WRITTEN REQUEST
Copy everything in the data below exactly except the pictures.

RECORDS SHOWN

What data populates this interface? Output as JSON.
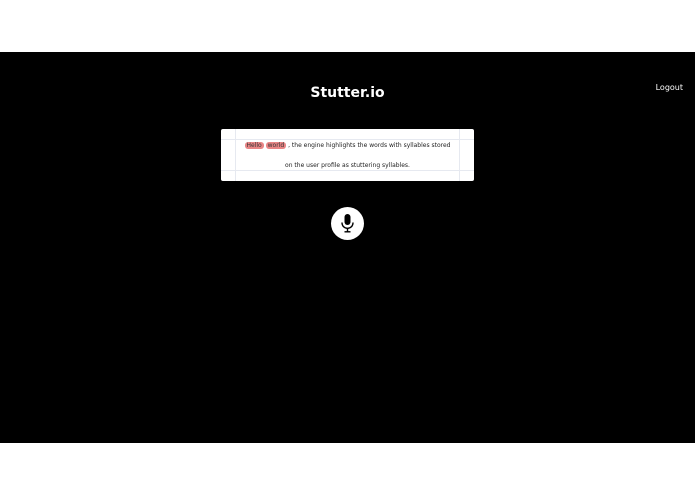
{
  "header": {
    "app_title": "Stutter.io",
    "logout_label": "Logout"
  },
  "transcript": {
    "highlighted_words": [
      "Hello",
      "world"
    ],
    "line1_rest": ", the engine highlights the words with syllables stored",
    "line2": "on the user profile as stuttering syllables.",
    "highlight_color": "#e88585"
  },
  "controls": {
    "mic_icon": "microphone-icon"
  },
  "colors": {
    "background": "#000000",
    "card": "#ffffff",
    "text": "#ffffff"
  }
}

RESULT OF THIS TASK
What data populates this interface? Output as JSON.
{
  "header": {
    "app_title": "Stutter.io",
    "logout_label": "Logout"
  },
  "transcript": {
    "highlighted_words": [
      "Hello",
      "world"
    ],
    "line1_rest": ", the engine highlights the words with syllables stored",
    "line2": "on the user profile as stuttering syllables.",
    "highlight_color": "#e88585"
  },
  "controls": {
    "mic_icon": "microphone-icon"
  },
  "colors": {
    "background": "#000000",
    "card": "#ffffff",
    "text": "#ffffff"
  }
}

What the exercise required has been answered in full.